Start of DATA FOR THIS TASK

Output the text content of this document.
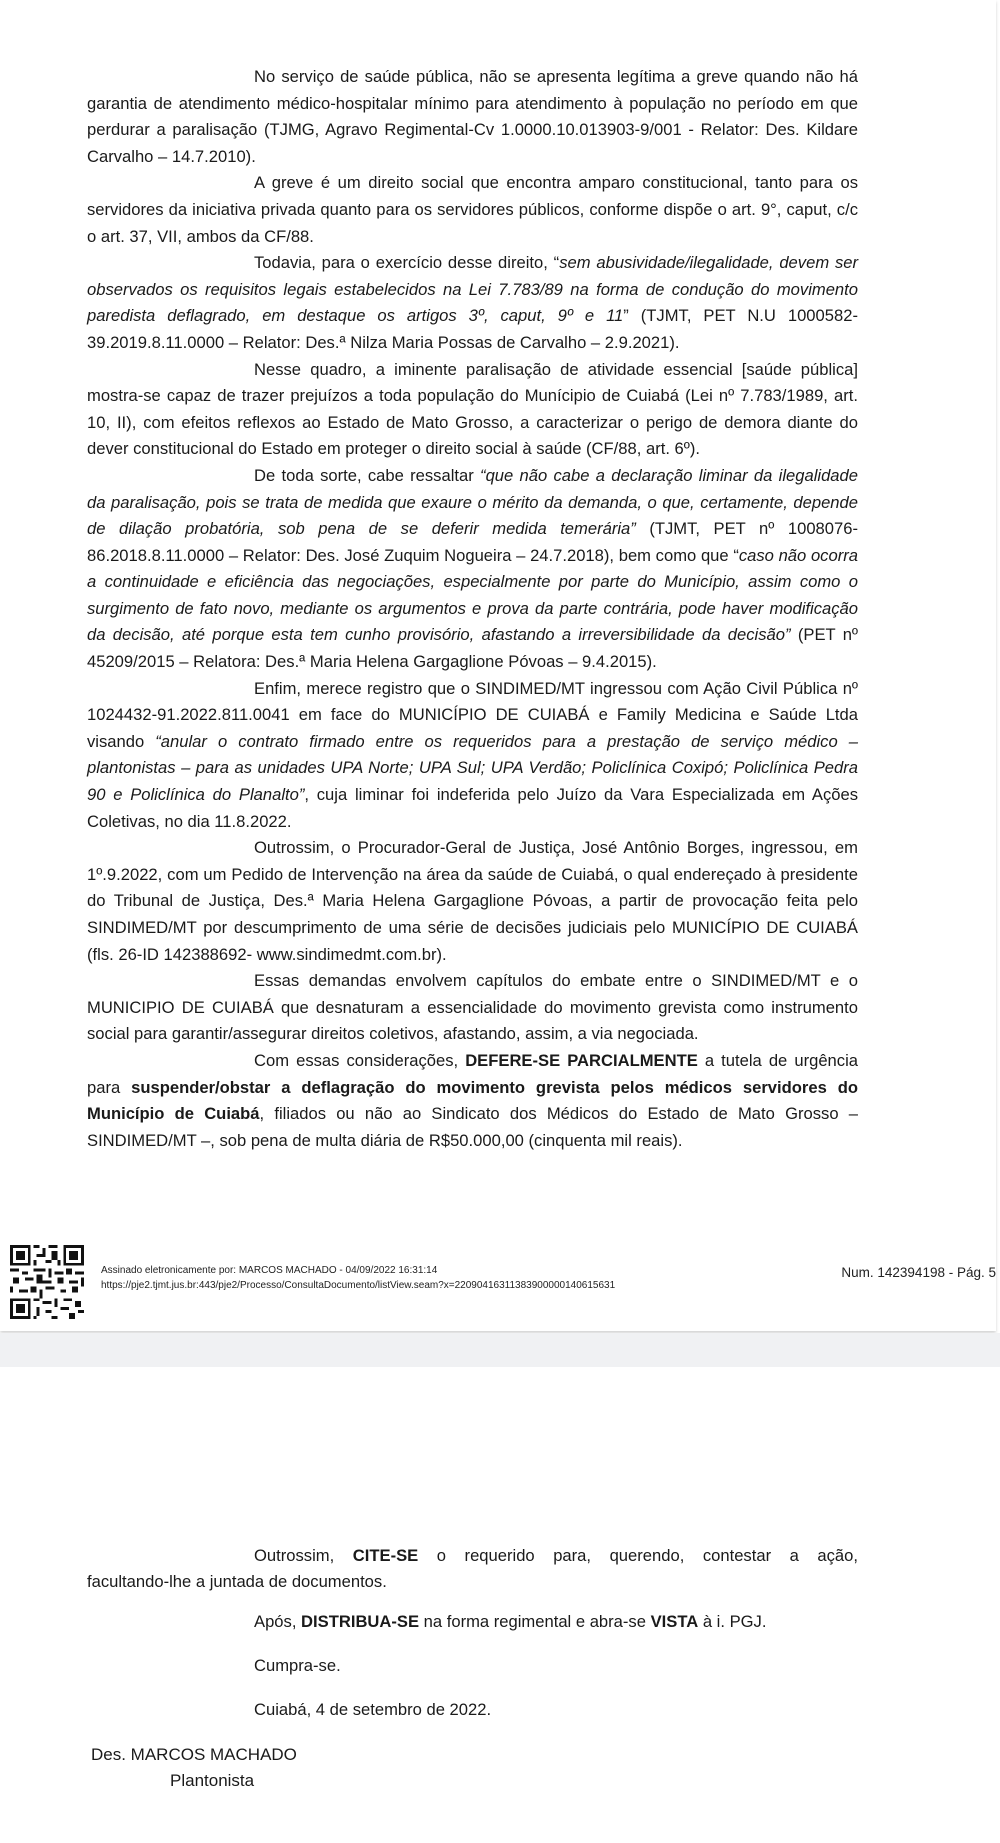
No serviço de saúde pública, não se apresenta legítima a greve quando não há garantia de atendimento médico-hospitalar mínimo para atendimento à população no período em que perdurar a paralisação (TJMG, Agravo Regimental-Cv 1.0000.10.013903-9/001 - Relator: Des. Kildare Carvalho – 14.7.2010).

A greve é um direito social que encontra amparo constitucional, tanto para os servidores da iniciativa privada quanto para os servidores públicos, conforme dispõe o art. 9°, caput, c/c o art. 37, VII, ambos da CF/88.

Todavia, para o exercício desse direito, “sem abusividade/ilegalidade, devem ser observados os requisitos legais estabelecidos na Lei 7.783/89 na forma de condução do movimento paredista deflagrado, em destaque os artigos 3º, caput, 9º e 11” (TJMT, PET N.U 1000582-39.2019.8.11.0000 – Relator: Des.ª Nilza Maria Possas de Carvalho – 2.9.2021).

Nesse quadro, a iminente paralisação de atividade essencial [saúde pública] mostra-se capaz de trazer prejuízos a toda população do Munícipio de Cuiabá (Lei nº 7.783/1989, art. 10, II), com efeitos reflexos ao Estado de Mato Grosso, a caracterizar o perigo de demora diante do dever constitucional do Estado em proteger o direito social à saúde (CF/88, art. 6º).

De toda sorte, cabe ressaltar “que não cabe a declaração liminar da ilegalidade da paralisação, pois se trata de medida que exaure o mérito da demanda, o que, certamente, depende de dilação probatória, sob pena de se deferir medida temerária” (TJMT, PET nº 1008076-86.2018.8.11.0000 – Relator: Des. José Zuquim Nogueira – 24.7.2018), bem como que “caso não ocorra a continuidade e eficiência das negociações, especialmente por parte do Município, assim como o surgimento de fato novo, mediante os argumentos e prova da parte contrária, pode haver modificação da decisão, até porque esta tem cunho provisório, afastando a irreversibilidade da decisão” (PET nº 45209/2015 – Relatora: Des.ª Maria Helena Gargaglione Póvoas – 9.4.2015).

Enfim, merece registro que o SINDIMED/MT ingressou com Ação Civil Pública nº 1024432-91.2022.811.0041 em face do MUNICÍPIO DE CUIABÁ e Family Medicina e Saúde Ltda visando “anular o contrato firmado entre os requeridos para a prestação de serviço médico – plantonistas – para as unidades UPA Norte; UPA Sul; UPA Verdão; Policlínica Coxipó; Policlínica Pedra 90 e Policlínica do Planalto”, cuja liminar foi indeferida pelo Juízo da Vara Especializada em Ações Coletivas, no dia 11.8.2022.

Outrossim, o Procurador-Geral de Justiça, José Antônio Borges, ingressou, em 1º.9.2022, com um Pedido de Intervenção na área da saúde de Cuiabá, o qual endereçado à presidente do Tribunal de Justiça, Des.ª Maria Helena Gargaglione Póvoas, a partir de provocação feita pelo SINDIMED/MT por descumprimento de uma série de decisões judiciais pelo MUNICÍPIO DE CUIABÁ (fls. 26-ID 142388692- www.sindimedmt.com.br).

Essas demandas envolvem capítulos do embate entre o SINDIMED/MT e o MUNICIPIO DE CUIABÁ que desnaturam a essencialidade do movimento grevista como instrumento social para garantir/assegurar direitos coletivos, afastando, assim, a via negociada.

Com essas considerações, DEFERE-SE PARCIALMENTE a tutela de urgência para suspender/obstar a deflagração do movimento grevista pelos médicos servidores do Município de Cuiabá, filiados ou não ao Sindicato dos Médicos do Estado de Mato Grosso – SINDIMED/MT –, sob pena de multa diária de R$50.000,00 (cinquenta mil reais).

Assinado eletronicamente por: MARCOS MACHADO - 04/09/2022 16:31:14
https://pje2.tjmt.jus.br:443/pje2/Processo/ConsultaDocumento/listView.seam?x=22090416311383900000140615631
Num. 142394198 - Pág. 5
Outrossim, CITE-SE o requerido para, querendo, contestar a ação,
facultando-lhe a juntada de documentos.
Após, DISTRIBUA-SE na forma regimental e abra-se VISTA à i. PGJ.
Cumpra-se.
Cuiabá, 4 de setembro de 2022.
Des. MARCOS MACHADO
Plantonista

End of DATA FOR THIS TASK

- _TASK INSTRUCTIONS_
How many lines of the listing above include the word "Estado"? State the number and nothing else.

- _TASK RESULT_
2